Task prompt:
Quote every line as written. Omit pictures.
## start
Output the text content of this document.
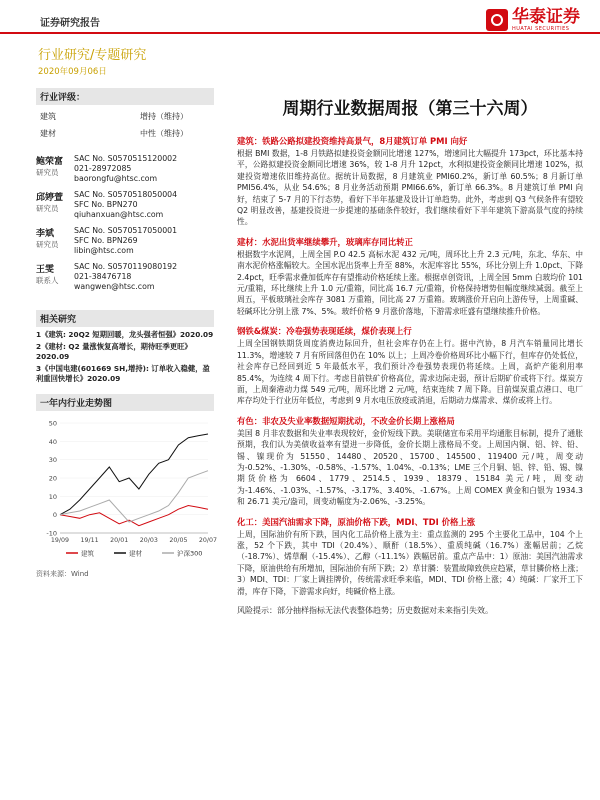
证券研究报告	华泰证券
HUATAI SECURITIES
行业研究/专题研究
2020年09月06日
行业评级：
建筑	增持（维持）
建材	中性（维持）
鲍荣富
研究员
SAC No. S0570515120002
021-28972085
baorongfu@htsc.com
邱婷萱
研究员
SAC No. S0570518050004
SFC No. BPN270
qiuhanxuan@htsc.com
李斌
研究员
SAC No. S0570517050001
SFC No. BPN269
libin@htsc.com
王雯
联系人
SAC No. S0570119080192
021-38476718
wangwen@htsc.com
相关研究
1《建筑: 20Q2 短期回暖，龙头强者恒强》2020.09
2《建材: Q2 量涨恢复高增长，期待旺季更旺》2020.09
3《中国电建(601669 SH,增持): 订单收入稳健，盈利重回快增长》2020.09
一年内行业走势图
-10
0
10
20
30
40
50
19/09 19/11 20/01 20/03 20/05 20/07
建筑	建材	沪深300
资料来源：Wind
周期行业数据周报（第三十六周）
建筑：铁路公路拟建投资维持高景气，8月建筑订单 PMI 向好
根据 BMI 数据，1-8 月铁路拟建投资金额同比增速 127%，增速同比大幅提升 173pct，环比基本持平，公路拟建投资金额同比增速 36%，较 1-8 月升 12pct，水利拟建投资金额同比增速 102%，拟建投资增速依旧维持高位。据统计局数据，8 月建筑业 PMI60.2%，新订单 60.5%；8 月新订单 PMI56.4%，从业 54.6%；8 月业务活动预期 PMI66.6%，新订单 66.3%。8 月建筑订单 PMI 向好，结束了 5-7 月的下行态势，看好下半年基建及设计订单趋势。此外，考虑到 Q3 气候条件有望较 Q2 明显改善，基建投资进一步提速的基础条件较好，我们继续看好下半年建筑下游高景气度的持续性。
建材：水泥出货率继续攀升，玻璃库存同比转正
根据数字水泥网，上周全国 P.O 42.5 高标水泥 432 元/吨，周环比上升 2.3 元/吨，东北、华东、中南水泥价格涨幅较大。全国水泥出货率上升至 88%，水泥库容比 55%，环比分别上升 1.0pct、下降 2.4pct，旺季需求叠加低库存有望推动价格延续上涨。根据卓创资讯，上周全国 5mm 白玻均价 101 元/重箱，环比继续上升 1.0 元/重箱，同比高 16.7 元/重箱，价格保持增势但幅度继续减弱。截至上周五，平板玻璃社会库存 3081 万重箱，同比高 27 万重箱。玻璃涨价开启向上游传导，上周重碱、轻碱环比分别上涨 7%、5%。玻纤价格 9 月涨价落地，下游需求旺盛有望继续推升价格。
钢铁&煤炭：冷卷强势表现延续，煤价表现上行
上周全国钢铁期货周度消费边际回升，但社会库存仍在上行。据中汽协，8 月汽车销量同比增长 11.3%，增速较 7 月有所回落但仍在 10% 以上；上周冷卷价格周环比小幅下行，但库存仍处低位，社会库存已经回到近 5 年最低水平，我们预计冷卷强势表现仍将延续。上周，高炉产能利用率 85.4%，为连续 4 周下行。考虑目前铁矿价格高位，需求边际走弱，预计后期矿价或将下行。煤炭方面，上周秦港动力煤 549 元/吨，周环比增 2 元/吨，结束连续 7 周下降。目前煤炭重点港口、电厂库存均处于行业历年低位，考虑到 9 月水电压放疫或消退，后期动力煤需求、煤价或将上行。
有色：非农及失业率数据短期扰动，不改金价长期上涨格局
美国 8 月非农数据和失业率表现较好，金价短线下跌。美联储宣布采用平均通胀目标制，提升了通胀预期，我们认为美债收益率有望进一步降低，金价长期上涨格局不变。上周国内铜、铝、锌、铅、锡、镍现价为 51550、14480、20520、15700、145500、119400 元/吨，周变动为-0.52%、-1.30%、-0.58%、-1.57%、1.04%、-0.13%；LME 三个月铜、铝、锌、铅、锡、镍期货价格为 6604、1779、2514.5、1939、18379、15184 美元/吨，周变动为-1.46%、-1.03%、-1.57%、-3.17%、3.40%、-1.67%。上周 COMEX 黄金和白银为 1934.3 和 26.71 美元/盎司，周变动幅度为-2.06%、-3.25%。
化工：美国汽油需求下降，原油价格下跌，MDI、TDI 价格上涨
上周，国际油价有所下跌，国内化工品价格上涨为主：重点监测的 295 个主要化工品中，104 个上涨，52 个下跌，其中 TDI（20.4%）、顺酐（18.5%）、重质纯碱（16.7%）涨幅居前；乙烷（-18.7%）、烯草酮（-15.4%）、乙醇（-11.1%）跌幅居前。重点产品中：1）原油：美国汽油需求下降，原油供给有所增加，国际油价有所下跌；2）草甘膦：装置故障致供应趋紧，草甘膦价格上涨；3）MDI、TDI：厂家上调挂牌价，传统需求旺季来临，MDI、TDI 价格上涨；4）纯碱：厂家开工下滑，库存下降，下游需求向好，纯碱价格上涨。
风险提示：部分抽样指标无法代表整体趋势；历史数据对未来指引失效。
## end
Response:
Output the text content of this document.
证券研究报告	华泰证券
HUATAI SECURITIES
行业研究/专题研究
2020年09月06日
行业评级：
建筑	增持（维持）
建材	中性（维持）
鲍荣富
研究员
SAC No. S0570515120002
021-28972085
baorongfu@htsc.com
邱婷萱
研究员
SAC No. S0570518050004
SFC No. BPN270
qiuhanxuan@htsc.com
李斌
研究员
SAC No. S0570517050001
SFC No. BPN269
libin@htsc.com
王雯
联系人
SAC No. S0570119080192
021-38476718
wangwen@htsc.com
相关研究
1《建筑: 20Q2 短期回暖，龙头强者恒强》2020.09
2《建材: Q2 量涨恢复高增长，期待旺季更旺》2020.09
3《中国电建(601669 SH,增持): 订单收入稳健，盈利重回快增长》2020.09
一年内行业走势图
-10
0
10
20
30
40
50
19/09 19/11 20/01 20/03 20/05 20/07
建筑	建材	沪深300
资料来源：Wind
周期行业数据周报（第三十六周）
建筑：铁路公路拟建投资维持高景气，8月建筑订单 PMI 向好
根据 BMI 数据，1-8 月铁路拟建投资金额同比增速 127%，增速同比大幅提升 173pct，环比基本持平，公路拟建投资金额同比增速 36%，较 1-8 月升 12pct，水利拟建投资金额同比增速 102%，拟建投资增速依旧维持高位。据统计局数据，8 月建筑业 PMI60.2%，新订单 60.5%；8 月新订单 PMI56.4%，从业 54.6%；8 月业务活动预期 PMI66.6%，新订单 66.3%。8 月建筑订单 PMI 向好，结束了 5-7 月的下行态势，看好下半年基建及设计订单趋势。此外，考虑到 Q3 气候条件有望较 Q2 明显改善，基建投资进一步提速的基础条件较好，我们继续看好下半年建筑下游高景气度的持续性。
建材：水泥出货率继续攀升，玻璃库存同比转正
根据数字水泥网，上周全国 P.O 42.5 高标水泥 432 元/吨，周环比上升 2.3 元/吨，东北、华东、中南水泥价格涨幅较大。全国水泥出货率上升至 88%，水泥库容比 55%，环比分别上升 1.0pct、下降 2.4pct，旺季需求叠加低库存有望推动价格延续上涨。根据卓创资讯，上周全国 5mm 白玻均价 101 元/重箱，环比继续上升 1.0 元/重箱，同比高 16.7 元/重箱，价格保持增势但幅度继续减弱。截至上周五，平板玻璃社会库存 3081 万重箱，同比高 27 万重箱。玻璃涨价开启向上游传导，上周重碱、轻碱环比分别上涨 7%、5%。玻纤价格 9 月涨价落地，下游需求旺盛有望继续推升价格。
钢铁&煤炭：冷卷强势表现延续，煤价表现上行
上周全国钢铁期货周度消费边际回升，但社会库存仍在上行。据中汽协，8 月汽车销量同比增长 11.3%，增速较 7 月有所回落但仍在 10% 以上；上周冷卷价格周环比小幅下行，但库存仍处低位，社会库存已经回到近 5 年最低水平，我们预计冷卷强势表现仍将延续。上周，高炉产能利用率 85.4%，为连续 4 周下行。考虑目前铁矿价格高位，需求边际走弱，预计后期矿价或将下行。煤炭方面，上周秦港动力煤 549 元/吨，周环比增 2 元/吨，结束连续 7 周下降。目前煤炭重点港口、电厂库存均处于行业历年低位，考虑到 9 月水电压放疫或消退，后期动力煤需求、煤价或将上行。
有色：非农及失业率数据短期扰动，不改金价长期上涨格局
美国 8 月非农数据和失业率表现较好，金价短线下跌。美联储宣布采用平均通胀目标制，提升了通胀预期，我们认为美债收益率有望进一步降低，金价长期上涨格局不变。上周国内铜、铝、锌、铅、锡、镍现价为 51550、14480、20520、15700、145500、119400 元/吨，周变动为-0.52%、-1.30%、-0.58%、-1.57%、1.04%、-0.13%；LME 三个月铜、铝、锌、铅、锡、镍期货价格为 6604、1779、2514.5、1939、18379、15184 美元/吨，周变动为-1.46%、-1.03%、-1.57%、-3.17%、3.40%、-1.67%。上周 COMEX 黄金和白银为 1934.3 和 26.71 美元/盎司，周变动幅度为-2.06%、-3.25%。
化工：美国汽油需求下降，原油价格下跌，MDI、TDI 价格上涨
上周，国际油价有所下跌，国内化工品价格上涨为主：重点监测的 295 个主要化工品中，104 个上涨，52 个下跌，其中 TDI（20.4%）、顺酐（18.5%）、重质纯碱（16.7%）涨幅居前；乙烷（-18.7%）、烯草酮（-15.4%）、乙醇（-11.1%）跌幅居前。重点产品中：1）原油：美国汽油需求下降，原油供给有所增加，国际油价有所下跌；2）草甘膦：装置故障致供应趋紧，草甘膦价格上涨；3）MDI、TDI：厂家上调挂牌价，传统需求旺季来临，MDI、TDI 价格上涨；4）纯碱：厂家开工下滑，库存下降，下游需求向好，纯碱价格上涨。
风险提示：部分抽样指标无法代表整体趋势；历史数据对未来指引失效。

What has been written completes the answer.